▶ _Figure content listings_
====

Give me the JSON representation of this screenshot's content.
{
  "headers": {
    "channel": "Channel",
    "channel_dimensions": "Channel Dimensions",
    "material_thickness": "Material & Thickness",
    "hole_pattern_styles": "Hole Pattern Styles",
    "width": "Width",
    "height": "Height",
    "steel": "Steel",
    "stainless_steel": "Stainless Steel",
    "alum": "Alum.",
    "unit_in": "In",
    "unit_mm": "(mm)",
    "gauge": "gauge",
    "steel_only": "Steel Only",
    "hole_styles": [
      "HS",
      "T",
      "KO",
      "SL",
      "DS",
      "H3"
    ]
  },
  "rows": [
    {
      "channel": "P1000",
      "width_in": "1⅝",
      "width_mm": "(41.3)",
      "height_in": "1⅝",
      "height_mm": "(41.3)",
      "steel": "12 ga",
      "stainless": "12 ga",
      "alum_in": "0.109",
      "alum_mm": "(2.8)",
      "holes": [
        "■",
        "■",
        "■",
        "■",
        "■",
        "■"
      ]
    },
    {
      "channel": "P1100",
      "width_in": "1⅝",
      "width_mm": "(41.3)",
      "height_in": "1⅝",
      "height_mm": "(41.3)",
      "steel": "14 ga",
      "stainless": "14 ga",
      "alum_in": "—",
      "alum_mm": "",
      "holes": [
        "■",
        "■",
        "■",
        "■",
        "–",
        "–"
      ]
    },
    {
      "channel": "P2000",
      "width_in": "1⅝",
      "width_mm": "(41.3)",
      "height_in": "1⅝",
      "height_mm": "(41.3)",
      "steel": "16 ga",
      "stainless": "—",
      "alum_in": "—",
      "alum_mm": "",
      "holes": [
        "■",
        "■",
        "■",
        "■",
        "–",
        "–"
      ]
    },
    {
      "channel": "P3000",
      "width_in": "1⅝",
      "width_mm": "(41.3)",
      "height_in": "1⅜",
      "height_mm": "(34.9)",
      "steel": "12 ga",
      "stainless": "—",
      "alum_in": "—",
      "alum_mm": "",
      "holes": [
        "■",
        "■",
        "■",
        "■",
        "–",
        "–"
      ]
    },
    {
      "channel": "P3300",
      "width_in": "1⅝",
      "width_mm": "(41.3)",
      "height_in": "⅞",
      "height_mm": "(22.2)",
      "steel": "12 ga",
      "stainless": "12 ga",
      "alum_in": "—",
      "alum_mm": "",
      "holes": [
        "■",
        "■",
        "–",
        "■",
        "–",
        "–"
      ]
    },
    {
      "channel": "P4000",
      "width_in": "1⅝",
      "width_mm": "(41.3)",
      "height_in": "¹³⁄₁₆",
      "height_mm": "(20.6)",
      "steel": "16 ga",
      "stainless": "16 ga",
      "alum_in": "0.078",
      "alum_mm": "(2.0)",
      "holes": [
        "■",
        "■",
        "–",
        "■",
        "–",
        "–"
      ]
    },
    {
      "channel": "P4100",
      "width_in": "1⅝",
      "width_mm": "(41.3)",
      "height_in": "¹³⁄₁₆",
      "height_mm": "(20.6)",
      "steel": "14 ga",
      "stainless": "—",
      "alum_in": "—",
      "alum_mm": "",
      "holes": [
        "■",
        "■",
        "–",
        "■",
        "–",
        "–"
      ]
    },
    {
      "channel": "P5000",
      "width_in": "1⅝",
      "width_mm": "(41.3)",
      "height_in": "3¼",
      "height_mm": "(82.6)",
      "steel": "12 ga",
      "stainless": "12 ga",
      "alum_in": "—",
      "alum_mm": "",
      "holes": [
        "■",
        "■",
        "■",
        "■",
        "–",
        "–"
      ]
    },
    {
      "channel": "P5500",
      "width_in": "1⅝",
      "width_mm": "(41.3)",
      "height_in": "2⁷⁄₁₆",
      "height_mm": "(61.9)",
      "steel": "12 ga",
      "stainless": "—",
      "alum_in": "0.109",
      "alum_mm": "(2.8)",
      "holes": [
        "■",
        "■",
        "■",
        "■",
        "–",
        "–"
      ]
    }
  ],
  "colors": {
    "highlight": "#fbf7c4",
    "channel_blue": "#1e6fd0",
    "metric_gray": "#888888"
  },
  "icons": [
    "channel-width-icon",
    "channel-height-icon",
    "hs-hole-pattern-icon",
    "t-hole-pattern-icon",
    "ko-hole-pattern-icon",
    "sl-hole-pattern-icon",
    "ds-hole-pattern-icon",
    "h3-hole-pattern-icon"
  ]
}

====

▶ _WHAT IS BEING ASKED_
Go through the records above and retype each one exactly.

▶ _SOLUTION_
Give me the JSON representation of this screenshot's content.
{
  "headers": {
    "channel": "Channel",
    "channel_dimensions": "Channel Dimensions",
    "material_thickness": "Material & Thickness",
    "hole_pattern_styles": "Hole Pattern Styles",
    "width": "Width",
    "height": "Height",
    "steel": "Steel",
    "stainless_steel": "Stainless Steel",
    "alum": "Alum.",
    "unit_in": "In",
    "unit_mm": "(mm)",
    "gauge": "gauge",
    "steel_only": "Steel Only",
    "hole_styles": [
      "HS",
      "T",
      "KO",
      "SL",
      "DS",
      "H3"
    ]
  },
  "rows": [
    {
      "channel": "P1000",
      "width_in": "1⅝",
      "width_mm": "(41.3)",
      "height_in": "1⅝",
      "height_mm": "(41.3)",
      "steel": "12 ga",
      "stainless": "12 ga",
      "alum_in": "0.109",
      "alum_mm": "(2.8)",
      "holes": [
        "■",
        "■",
        "■",
        "■",
        "■",
        "■"
      ]
    },
    {
      "channel": "P1100",
      "width_in": "1⅝",
      "width_mm": "(41.3)",
      "height_in": "1⅝",
      "height_mm": "(41.3)",
      "steel": "14 ga",
      "stainless": "14 ga",
      "alum_in": "—",
      "alum_mm": "",
      "holes": [
        "■",
        "■",
        "■",
        "■",
        "–",
        "–"
      ]
    },
    {
      "channel": "P2000",
      "width_in": "1⅝",
      "width_mm": "(41.3)",
      "height_in": "1⅝",
      "height_mm": "(41.3)",
      "steel": "16 ga",
      "stainless": "—",
      "alum_in": "—",
      "alum_mm": "",
      "holes": [
        "■",
        "■",
        "■",
        "■",
        "–",
        "–"
      ]
    },
    {
      "channel": "P3000",
      "width_in": "1⅝",
      "width_mm": "(41.3)",
      "height_in": "1⅜",
      "height_mm": "(34.9)",
      "steel": "12 ga",
      "stainless": "—",
      "alum_in": "—",
      "alum_mm": "",
      "holes": [
        "■",
        "■",
        "■",
        "■",
        "–",
        "–"
      ]
    },
    {
      "channel": "P3300",
      "width_in": "1⅝",
      "width_mm": "(41.3)",
      "height_in": "⅞",
      "height_mm": "(22.2)",
      "steel": "12 ga",
      "stainless": "12 ga",
      "alum_in": "—",
      "alum_mm": "",
      "holes": [
        "■",
        "■",
        "–",
        "■",
        "–",
        "–"
      ]
    },
    {
      "channel": "P4000",
      "width_in": "1⅝",
      "width_mm": "(41.3)",
      "height_in": "¹³⁄₁₆",
      "height_mm": "(20.6)",
      "steel": "16 ga",
      "stainless": "16 ga",
      "alum_in": "0.078",
      "alum_mm": "(2.0)",
      "holes": [
        "■",
        "■",
        "–",
        "■",
        "–",
        "–"
      ]
    },
    {
      "channel": "P4100",
      "width_in": "1⅝",
      "width_mm": "(41.3)",
      "height_in": "¹³⁄₁₆",
      "height_mm": "(20.6)",
      "steel": "14 ga",
      "stainless": "—",
      "alum_in": "—",
      "alum_mm": "",
      "holes": [
        "■",
        "■",
        "–",
        "■",
        "–",
        "–"
      ]
    },
    {
      "channel": "P5000",
      "width_in": "1⅝",
      "width_mm": "(41.3)",
      "height_in": "3¼",
      "height_mm": "(82.6)",
      "steel": "12 ga",
      "stainless": "12 ga",
      "alum_in": "—",
      "alum_mm": "",
      "holes": [
        "■",
        "■",
        "■",
        "■",
        "–",
        "–"
      ]
    },
    {
      "channel": "P5500",
      "width_in": "1⅝",
      "width_mm": "(41.3)",
      "height_in": "2⁷⁄₁₆",
      "height_mm": "(61.9)",
      "steel": "12 ga",
      "stainless": "—",
      "alum_in": "0.109",
      "alum_mm": "(2.8)",
      "holes": [
        "■",
        "■",
        "■",
        "■",
        "–",
        "–"
      ]
    }
  ],
  "colors": {
    "highlight": "#fbf7c4",
    "channel_blue": "#1e6fd0",
    "metric_gray": "#888888"
  },
  "icons": [
    "channel-width-icon",
    "channel-height-icon",
    "hs-hole-pattern-icon",
    "t-hole-pattern-icon",
    "ko-hole-pattern-icon",
    "sl-hole-pattern-icon",
    "ds-hole-pattern-icon",
    "h3-hole-pattern-icon"
  ]
}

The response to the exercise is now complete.